▼▼▼

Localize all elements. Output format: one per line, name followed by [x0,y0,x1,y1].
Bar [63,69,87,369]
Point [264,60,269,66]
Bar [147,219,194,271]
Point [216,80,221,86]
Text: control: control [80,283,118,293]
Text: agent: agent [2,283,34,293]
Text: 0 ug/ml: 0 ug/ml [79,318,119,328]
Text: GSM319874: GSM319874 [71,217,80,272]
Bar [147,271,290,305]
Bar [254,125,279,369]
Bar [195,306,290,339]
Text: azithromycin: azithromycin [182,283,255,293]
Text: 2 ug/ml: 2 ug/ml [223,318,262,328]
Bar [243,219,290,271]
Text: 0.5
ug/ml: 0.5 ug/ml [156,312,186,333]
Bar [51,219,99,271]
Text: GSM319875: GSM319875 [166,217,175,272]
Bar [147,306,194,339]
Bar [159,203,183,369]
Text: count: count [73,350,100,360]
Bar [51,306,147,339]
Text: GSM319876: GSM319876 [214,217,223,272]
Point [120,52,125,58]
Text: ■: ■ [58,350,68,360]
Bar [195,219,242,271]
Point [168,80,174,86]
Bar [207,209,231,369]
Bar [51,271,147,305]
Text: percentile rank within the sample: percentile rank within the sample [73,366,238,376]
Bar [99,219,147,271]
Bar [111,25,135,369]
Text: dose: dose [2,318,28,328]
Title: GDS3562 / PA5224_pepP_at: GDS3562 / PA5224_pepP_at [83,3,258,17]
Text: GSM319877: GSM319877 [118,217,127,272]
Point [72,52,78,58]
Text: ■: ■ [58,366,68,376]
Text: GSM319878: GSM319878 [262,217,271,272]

▲▲▲
▼▼▼

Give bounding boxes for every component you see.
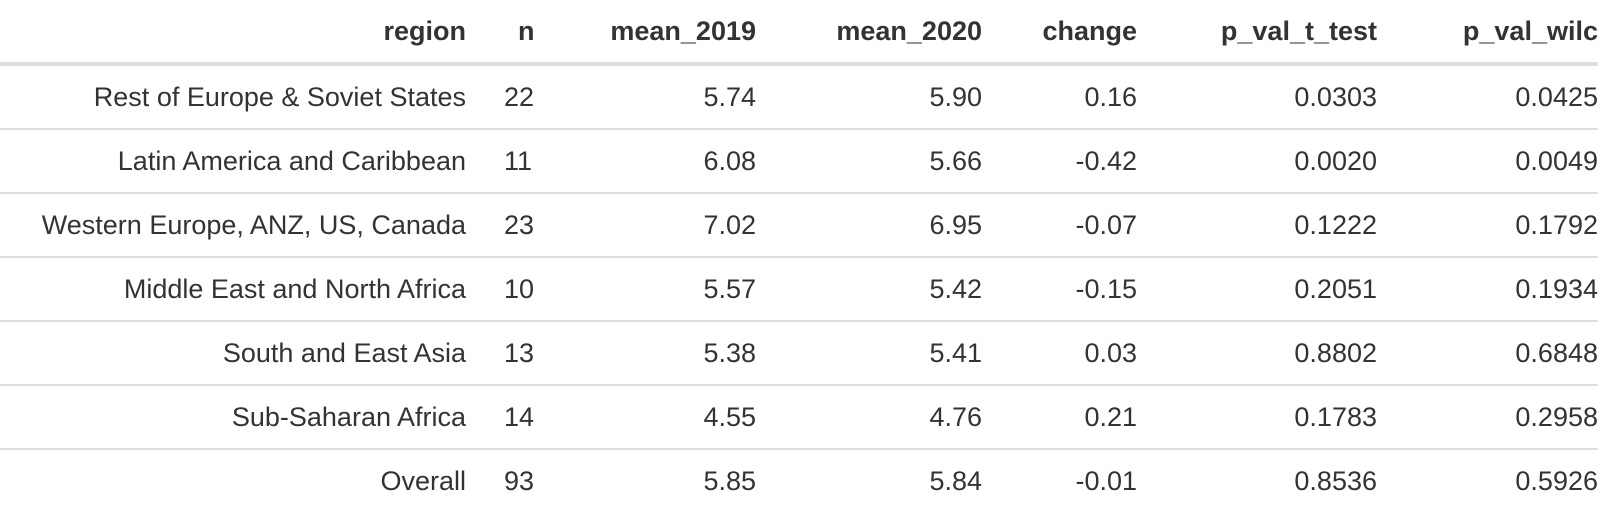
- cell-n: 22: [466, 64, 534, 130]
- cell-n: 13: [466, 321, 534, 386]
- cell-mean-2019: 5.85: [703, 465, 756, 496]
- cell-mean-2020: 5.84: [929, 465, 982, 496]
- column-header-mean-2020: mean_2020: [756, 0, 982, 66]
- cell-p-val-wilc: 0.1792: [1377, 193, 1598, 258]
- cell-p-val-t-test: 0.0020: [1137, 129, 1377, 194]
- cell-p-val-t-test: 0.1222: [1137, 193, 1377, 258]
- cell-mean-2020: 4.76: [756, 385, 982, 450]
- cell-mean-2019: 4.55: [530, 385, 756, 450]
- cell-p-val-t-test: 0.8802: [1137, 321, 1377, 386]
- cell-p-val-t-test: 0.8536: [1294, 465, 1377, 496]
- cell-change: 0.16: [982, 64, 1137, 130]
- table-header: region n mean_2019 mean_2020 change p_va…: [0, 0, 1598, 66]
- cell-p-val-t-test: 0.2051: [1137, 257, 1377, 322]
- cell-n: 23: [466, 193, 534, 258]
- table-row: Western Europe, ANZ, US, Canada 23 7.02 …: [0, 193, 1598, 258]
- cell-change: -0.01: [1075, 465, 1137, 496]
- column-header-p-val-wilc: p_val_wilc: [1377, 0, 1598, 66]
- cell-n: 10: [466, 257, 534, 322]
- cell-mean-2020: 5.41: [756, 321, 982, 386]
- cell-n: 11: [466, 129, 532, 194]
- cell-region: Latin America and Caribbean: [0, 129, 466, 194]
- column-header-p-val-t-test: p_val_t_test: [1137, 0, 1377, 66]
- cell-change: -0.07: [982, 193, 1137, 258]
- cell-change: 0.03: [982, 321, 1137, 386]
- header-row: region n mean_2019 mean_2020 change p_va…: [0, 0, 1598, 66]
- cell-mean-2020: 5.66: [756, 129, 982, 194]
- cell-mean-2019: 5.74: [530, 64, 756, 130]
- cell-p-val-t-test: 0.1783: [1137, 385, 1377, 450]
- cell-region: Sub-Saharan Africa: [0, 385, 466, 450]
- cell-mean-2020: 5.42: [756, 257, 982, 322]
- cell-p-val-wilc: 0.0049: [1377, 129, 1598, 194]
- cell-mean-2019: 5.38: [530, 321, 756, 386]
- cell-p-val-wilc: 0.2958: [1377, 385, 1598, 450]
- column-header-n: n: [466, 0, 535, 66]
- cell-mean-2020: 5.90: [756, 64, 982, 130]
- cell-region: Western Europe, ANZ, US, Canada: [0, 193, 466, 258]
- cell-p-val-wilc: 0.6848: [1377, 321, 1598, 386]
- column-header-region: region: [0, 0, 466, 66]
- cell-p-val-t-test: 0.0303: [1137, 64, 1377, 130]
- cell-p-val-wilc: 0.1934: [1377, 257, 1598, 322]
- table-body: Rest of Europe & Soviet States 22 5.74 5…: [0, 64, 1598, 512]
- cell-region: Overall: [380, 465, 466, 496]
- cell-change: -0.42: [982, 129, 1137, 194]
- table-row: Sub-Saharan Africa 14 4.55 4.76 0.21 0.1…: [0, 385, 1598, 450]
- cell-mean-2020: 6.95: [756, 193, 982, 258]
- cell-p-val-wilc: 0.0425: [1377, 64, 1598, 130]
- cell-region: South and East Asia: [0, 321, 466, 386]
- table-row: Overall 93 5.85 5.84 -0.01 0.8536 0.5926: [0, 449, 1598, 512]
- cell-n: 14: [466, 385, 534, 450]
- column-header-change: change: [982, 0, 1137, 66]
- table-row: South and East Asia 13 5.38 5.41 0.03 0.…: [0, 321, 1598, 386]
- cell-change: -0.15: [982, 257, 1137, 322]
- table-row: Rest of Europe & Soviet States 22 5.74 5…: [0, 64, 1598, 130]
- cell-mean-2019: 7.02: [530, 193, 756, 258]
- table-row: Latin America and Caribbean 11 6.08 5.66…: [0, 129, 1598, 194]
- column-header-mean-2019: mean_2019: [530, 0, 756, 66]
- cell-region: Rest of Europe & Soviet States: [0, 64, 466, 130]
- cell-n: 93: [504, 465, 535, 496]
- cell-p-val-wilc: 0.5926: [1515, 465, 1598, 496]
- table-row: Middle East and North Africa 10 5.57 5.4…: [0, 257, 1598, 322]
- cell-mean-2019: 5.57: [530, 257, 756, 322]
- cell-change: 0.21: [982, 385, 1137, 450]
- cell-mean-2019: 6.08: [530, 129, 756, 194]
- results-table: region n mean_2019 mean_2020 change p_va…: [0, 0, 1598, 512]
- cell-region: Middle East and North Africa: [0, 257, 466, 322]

▲▲▲
▼▼▼

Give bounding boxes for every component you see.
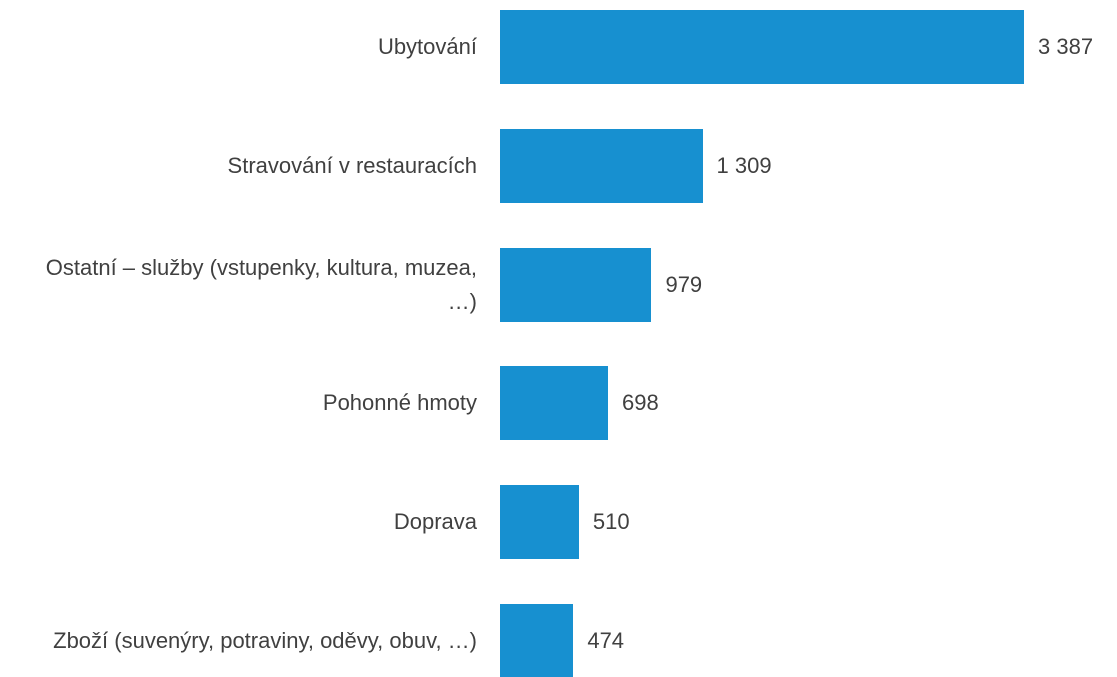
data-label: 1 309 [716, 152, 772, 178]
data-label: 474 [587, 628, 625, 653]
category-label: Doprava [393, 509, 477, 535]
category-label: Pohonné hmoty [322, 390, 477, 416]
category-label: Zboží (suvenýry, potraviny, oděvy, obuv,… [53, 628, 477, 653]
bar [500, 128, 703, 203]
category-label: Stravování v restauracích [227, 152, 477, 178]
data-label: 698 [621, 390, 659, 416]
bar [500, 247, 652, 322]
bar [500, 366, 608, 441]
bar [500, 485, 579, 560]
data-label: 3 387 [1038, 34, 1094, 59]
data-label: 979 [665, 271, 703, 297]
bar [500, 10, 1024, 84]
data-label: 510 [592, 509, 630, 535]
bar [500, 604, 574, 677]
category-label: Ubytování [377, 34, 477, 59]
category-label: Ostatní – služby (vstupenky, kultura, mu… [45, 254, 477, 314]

▲▲▲

Work to complete:
Please return verbatim every line from the one holding "Localize all elements." through the one holding "Text: GSM319878: GSM319878 [262,217,271,272]", with both of those lines included.

Result below:
Localize all elements. Output format: one per line, name followed by [x0,y0,x1,y1].
Bar [63,69,87,369]
Point [264,60,269,66]
Bar [147,219,194,271]
Point [216,80,221,86]
Text: control: control [80,283,118,293]
Text: agent: agent [2,283,34,293]
Text: 0 ug/ml: 0 ug/ml [79,318,119,328]
Text: GSM319874: GSM319874 [71,217,80,272]
Bar [147,271,290,305]
Bar [254,125,279,369]
Bar [195,306,290,339]
Text: azithromycin: azithromycin [182,283,255,293]
Text: 2 ug/ml: 2 ug/ml [223,318,262,328]
Bar [243,219,290,271]
Text: 0.5
ug/ml: 0.5 ug/ml [156,312,186,333]
Bar [51,219,99,271]
Text: GSM319875: GSM319875 [166,217,175,272]
Bar [147,306,194,339]
Bar [159,203,183,369]
Text: count: count [73,350,100,360]
Bar [51,306,147,339]
Text: GSM319876: GSM319876 [214,217,223,272]
Point [120,52,125,58]
Text: ■: ■ [58,350,68,360]
Bar [195,219,242,271]
Point [168,80,174,86]
Bar [207,209,231,369]
Bar [51,271,147,305]
Text: percentile rank within the sample: percentile rank within the sample [73,366,238,376]
Bar [99,219,147,271]
Bar [111,25,135,369]
Text: dose: dose [2,318,28,328]
Title: GDS3562 / PA5224_pepP_at: GDS3562 / PA5224_pepP_at [83,3,258,17]
Text: GSM319877: GSM319877 [118,217,127,272]
Point [72,52,78,58]
Text: ■: ■ [58,366,68,376]
Text: GSM319878: GSM319878 [262,217,271,272]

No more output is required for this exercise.